▸ **Task data**:

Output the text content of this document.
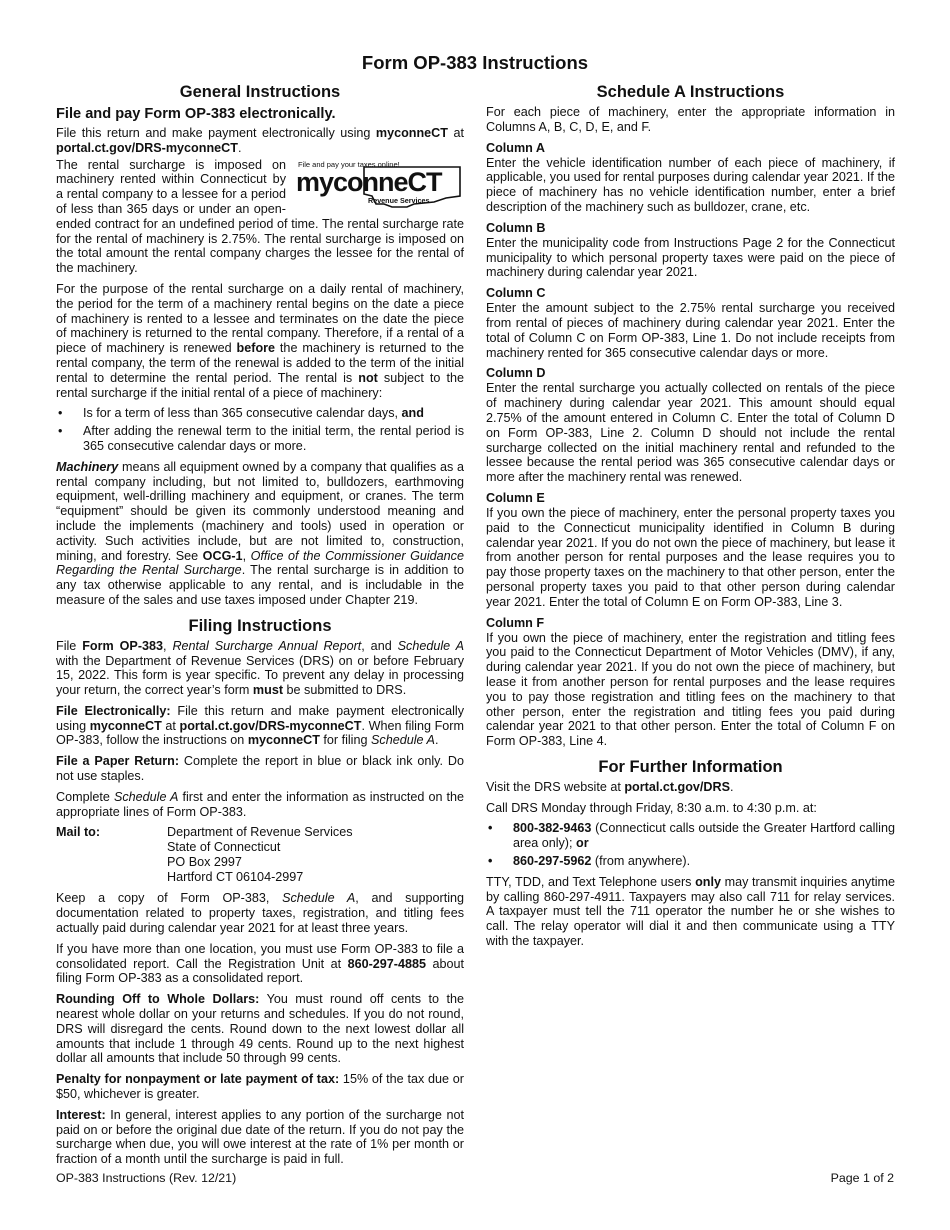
Form OP-383 Instructions
General Instructions
File and pay Form OP-383 electronically.

File this return and make payment electronically using myconneCT at portal.ct.gov/DRS-myconneCT.

File and pay your taxes online!
myconneCT
Revenue Services

The rental surcharge is imposed on machinery rented within Connecticut by a rental company to a lessee for a period of less than 365 days or under an open-ended contract for an undefined period of time. The rental surcharge rate for the rental of machinery is 2.75%. The rental surcharge is imposed on the total amount the rental company charges the lessee for the rental of the machinery.

For the purpose of the rental surcharge on a daily rental of machinery, the period for the term of a machinery rental begins on the date a piece of machinery is rented to a lessee and terminates on the date the piece of machinery is returned to the rental company. Therefore, if a rental of a piece of machinery is renewed before the machinery is returned to the rental company, the term of the renewal is added to the term of the initial rental to determine the rental period. The rental is not subject to the rental surcharge if the initial rental of a piece of machinery:

• Is for a term of less than 365 consecutive calendar days, and
• After adding the renewal term to the initial term, the rental period is 365 consecutive calendar days or more.

Machinery means all equipment owned by a company that qualifies as a rental company including, but not limited to, bulldozers, earthmoving equipment, well-drilling machinery and equipment, or cranes. The term “equipment” should be given its commonly understood meaning and include the implements (machinery and tools) used in operation or activity. Such activities include, but are not limited to, construction, mining, and forestry. See OCG-1, Office of the Commissioner Guidance Regarding the Rental Surcharge. The rental surcharge is in addition to any tax otherwise applicable to any rental, and is includable in the measure of the sales and use taxes imposed under Chapter 219.

Filing Instructions

File Form OP-383, Rental Surcharge Annual Report, and Schedule A with the Department of Revenue Services (DRS) on or before February 15, 2022. This form is year specific. To prevent any delay in processing your return, the correct year’s form must be submitted to DRS.

File Electronically: File this return and make payment electronically using myconneCT at portal.ct.gov/DRS-myconneCT. When filing Form OP-383, follow the instructions on myconneCT for filing Schedule A.

File a Paper Return: Complete the report in blue or black ink only. Do not use staples.

Complete Schedule A first and enter the information as instructed on the appropriate lines of Form OP-383.

Mail to:	Department of Revenue Services
State of Connecticut
PO Box 2997
Hartford CT 06104-2997

Keep a copy of Form OP-383, Schedule A, and supporting documentation related to property taxes, registration, and titling fees actually paid during calendar year 2021 for at least three years.

If you have more than one location, you must use Form OP-383 to file a consolidated report. Call the Registration Unit at 860-297-4885 about filing Form OP-383 as a consolidated report.

Rounding Off to Whole Dollars: You must round off cents to the nearest whole dollar on your returns and schedules. If you do not round, DRS will disregard the cents. Round down to the next lowest dollar all amounts that include 1 through 49 cents. Round up to the next highest dollar all amounts that include 50 through 99 cents.

Penalty for nonpayment or late payment of tax: 15% of the tax due or $50, whichever is greater.

Interest: In general, interest applies to any portion of the surcharge not paid on or before the original due date of the return. If you do not pay the surcharge when due, you will owe interest at the rate of 1% per month or fraction of a month until the surcharge is paid in full.

Schedule A Instructions

For each piece of machinery, enter the appropriate information in Columns A, B, C, D, E, and F.

Column A

Enter the vehicle identification number of each piece of machinery, if applicable, you used for rental purposes during calendar year 2021. If the piece of machinery has no vehicle identification number, enter a brief description of the machinery such as bulldozer, crane, etc.

Column B

Enter the municipality code from Instructions Page 2 for the Connecticut municipality to which personal property taxes were paid on the piece of machinery during calendar year 2021.

Column C

Enter the amount subject to the 2.75% rental surcharge you received from rental of pieces of machinery during calendar year 2021. Enter the total of Column C on Form OP-383, Line 1. Do not include receipts from machinery rented for 365 consecutive calendar days or more.

Column D

Enter the rental surcharge you actually collected on rentals of the piece of machinery during calendar year 2021. This amount should equal 2.75% of the amount entered in Column C. Enter the total of Column D on Form OP-383, Line 2. Column D should not include the rental surcharge collected on the initial machinery rental and refunded to the lessee because the rental period was 365 consecutive calendar days or more after the machinery rental was renewed.

Column E

If you own the piece of machinery, enter the personal property taxes you paid to the Connecticut municipality identified in Column B during calendar year 2021. If you do not own the piece of machinery, but lease it from another person for rental purposes and the lease requires you to pay those property taxes on the machinery to that other person, enter the personal property taxes you paid to that other person during calendar year 2021. Enter the total of Column E on Form OP-383, Line 3.

Column F

If you own the piece of machinery, enter the registration and titling fees you paid to the Connecticut Department of Motor Vehicles (DMV), if any, during calendar year 2021. If you do not own the piece of machinery, but lease it from another person for rental purposes and the lease requires you to pay those registration and titling fees on the machinery to that other person, enter the registration and titling fees you paid during calendar year 2021 to that other person. Enter the total of Column F on Form OP-383, Line 4.

For Further Information

Visit the DRS website at portal.ct.gov/DRS.

Call DRS Monday through Friday, 8:30 a.m. to 4:30 p.m. at:

• 800-382-9463 (Connecticut calls outside the Greater Hartford calling area only); or
• 860-297-5962 (from anywhere).

TTY, TDD, and Text Telephone users only may transmit inquiries anytime by calling 860-297-4911. Taxpayers may also call 711 for relay services. A taxpayer must tell the 711 operator the number he or she wishes to call. The relay operator will dial it and then communicate using a TTY with the taxpayer.

OP-383 Instructions (Rev. 12/21)	Page 1 of 2
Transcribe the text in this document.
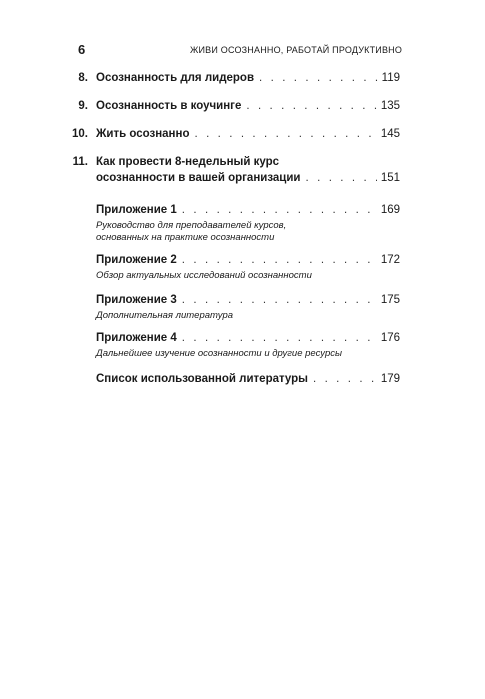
6	ЖИВИ ОСОЗНАННО, РАБОТАЙ ПРОДУКТИВНО
8. Осознанность для лидеров . . .	119
9. Осознанность в коучинге . . .	135
10. Жить осознанно . . .	145
11. Как провести 8-недельный курс
осознанности в вашей организации . . .	151
Приложение 1 . . .	169
Руководство для преподавателей курсов,
основанных на практике осознанности
Приложение 2 . . .	172
Обзор актуальных исследований осознанности
Приложение 3 . . .	175
Дополнительная литература
Приложение 4 . . .	176
Дальнейшее изучение осознанности и другие ресурсы
Список использованной литературы . . .	179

▸ **What to do**: Give every record again exactly, apart from the pictures, which stay out.

▸ **Result of the task**:
Output the text content of this document.
Form OP-383 Instructions
General Instructions
File and pay Form OP-383 electronically.

File this return and make payment electronically using myconneCT at portal.ct.gov/DRS-myconneCT.

File and pay your taxes online!
myconneCT
Revenue Services

The rental surcharge is imposed on machinery rented within Connecticut by a rental company to a lessee for a period of less than 365 days or under an open-ended contract for an undefined period of time. The rental surcharge rate for the rental of machinery is 2.75%. The rental surcharge is imposed on the total amount the rental company charges the lessee for the rental of the machinery.

For the purpose of the rental surcharge on a daily rental of machinery, the period for the term of a machinery rental begins on the date a piece of machinery is rented to a lessee and terminates on the date the piece of machinery is returned to the rental company. Therefore, if a rental of a piece of machinery is renewed before the machinery is returned to the rental company, the term of the renewal is added to the term of the initial rental to determine the rental period. The rental is not subject to the rental surcharge if the initial rental of a piece of machinery:

• Is for a term of less than 365 consecutive calendar days, and
• After adding the renewal term to the initial term, the rental period is 365 consecutive calendar days or more.

Machinery means all equipment owned by a company that qualifies as a rental company including, but not limited to, bulldozers, earthmoving equipment, well-drilling machinery and equipment, or cranes. The term “equipment” should be given its commonly understood meaning and include the implements (machinery and tools) used in operation or activity. Such activities include, but are not limited to, construction, mining, and forestry. See OCG-1, Office of the Commissioner Guidance Regarding the Rental Surcharge. The rental surcharge is in addition to any tax otherwise applicable to any rental, and is includable in the measure of the sales and use taxes imposed under Chapter 219.

Filing Instructions

File Form OP-383, Rental Surcharge Annual Report, and Schedule A with the Department of Revenue Services (DRS) on or before February 15, 2022. This form is year specific. To prevent any delay in processing your return, the correct year’s form must be submitted to DRS.

File Electronically: File this return and make payment electronically using myconneCT at portal.ct.gov/DRS-myconneCT. When filing Form OP-383, follow the instructions on myconneCT for filing Schedule A.

File a Paper Return: Complete the report in blue or black ink only. Do not use staples.

Complete Schedule A first and enter the information as instructed on the appropriate lines of Form OP-383.

Mail to:	Department of Revenue Services
State of Connecticut
PO Box 2997
Hartford CT 06104-2997

Keep a copy of Form OP-383, Schedule A, and supporting documentation related to property taxes, registration, and titling fees actually paid during calendar year 2021 for at least three years.

If you have more than one location, you must use Form OP-383 to file a consolidated report. Call the Registration Unit at 860-297-4885 about filing Form OP-383 as a consolidated report.

Rounding Off to Whole Dollars: You must round off cents to the nearest whole dollar on your returns and schedules. If you do not round, DRS will disregard the cents. Round down to the next lowest dollar all amounts that include 1 through 49 cents. Round up to the next highest dollar all amounts that include 50 through 99 cents.

Penalty for nonpayment or late payment of tax: 15% of the tax due or $50, whichever is greater.

Interest: In general, interest applies to any portion of the surcharge not paid on or before the original due date of the return. If you do not pay the surcharge when due, you will owe interest at the rate of 1% per month or fraction of a month until the surcharge is paid in full.

Schedule A Instructions

For each piece of machinery, enter the appropriate information in Columns A, B, C, D, E, and F.

Column A

Enter the vehicle identification number of each piece of machinery, if applicable, you used for rental purposes during calendar year 2021. If the piece of machinery has no vehicle identification number, enter a brief description of the machinery such as bulldozer, crane, etc.

Column B

Enter the municipality code from Instructions Page 2 for the Connecticut municipality to which personal property taxes were paid on the piece of machinery during calendar year 2021.

Column C

Enter the amount subject to the 2.75% rental surcharge you received from rental of pieces of machinery during calendar year 2021. Enter the total of Column C on Form OP-383, Line 1. Do not include receipts from machinery rented for 365 consecutive calendar days or more.

Column D

Enter the rental surcharge you actually collected on rentals of the piece of machinery during calendar year 2021. This amount should equal 2.75% of the amount entered in Column C. Enter the total of Column D on Form OP-383, Line 2. Column D should not include the rental surcharge collected on the initial machinery rental and refunded to the lessee because the rental period was 365 consecutive calendar days or more after the machinery rental was renewed.

Column E

If you own the piece of machinery, enter the personal property taxes you paid to the Connecticut municipality identified in Column B during calendar year 2021. If you do not own the piece of machinery, but lease it from another person for rental purposes and the lease requires you to pay those property taxes on the machinery to that other person, enter the personal property taxes you paid to that other person during calendar year 2021. Enter the total of Column E on Form OP-383, Line 3.

Column F

If you own the piece of machinery, enter the registration and titling fees you paid to the Connecticut Department of Motor Vehicles (DMV), if any, during calendar year 2021. If you do not own the piece of machinery, but lease it from another person for rental purposes and the lease requires you to pay those registration and titling fees on the machinery to that other person, enter the registration and titling fees you paid during calendar year 2021 to that other person. Enter the total of Column F on Form OP-383, Line 4.

For Further Information

Visit the DRS website at portal.ct.gov/DRS.

Call DRS Monday through Friday, 8:30 a.m. to 4:30 p.m. at:

• 800-382-9463 (Connecticut calls outside the Greater Hartford calling area only); or
• 860-297-5962 (from anywhere).

TTY, TDD, and Text Telephone users only may transmit inquiries anytime by calling 860-297-4911. Taxpayers may also call 711 for relay services. A taxpayer must tell the 711 operator the number he or she wishes to call. The relay operator will dial it and then communicate using a TTY with the taxpayer.

OP-383 Instructions (Rev. 12/21)	Page 1 of 2
Transcribe the text in this document.
6	ЖИВИ ОСОЗНАННО, РАБОТАЙ ПРОДУКТИВНО
8. Осознанность для лидеров . . .	119
9. Осознанность в коучинге . . .	135
10. Жить осознанно . . .	145
11. Как провести 8-недельный курс
осознанности в вашей организации . . .	151
Приложение 1 . . .	169
Руководство для преподавателей курсов,
основанных на практике осознанности
Приложение 2 . . .	172
Обзор актуальных исследований осознанности
Приложение 3 . . .	175
Дополнительная литература
Приложение 4 . . .	176
Дальнейшее изучение осознанности и другие ресурсы
Список использованной литературы . . .	179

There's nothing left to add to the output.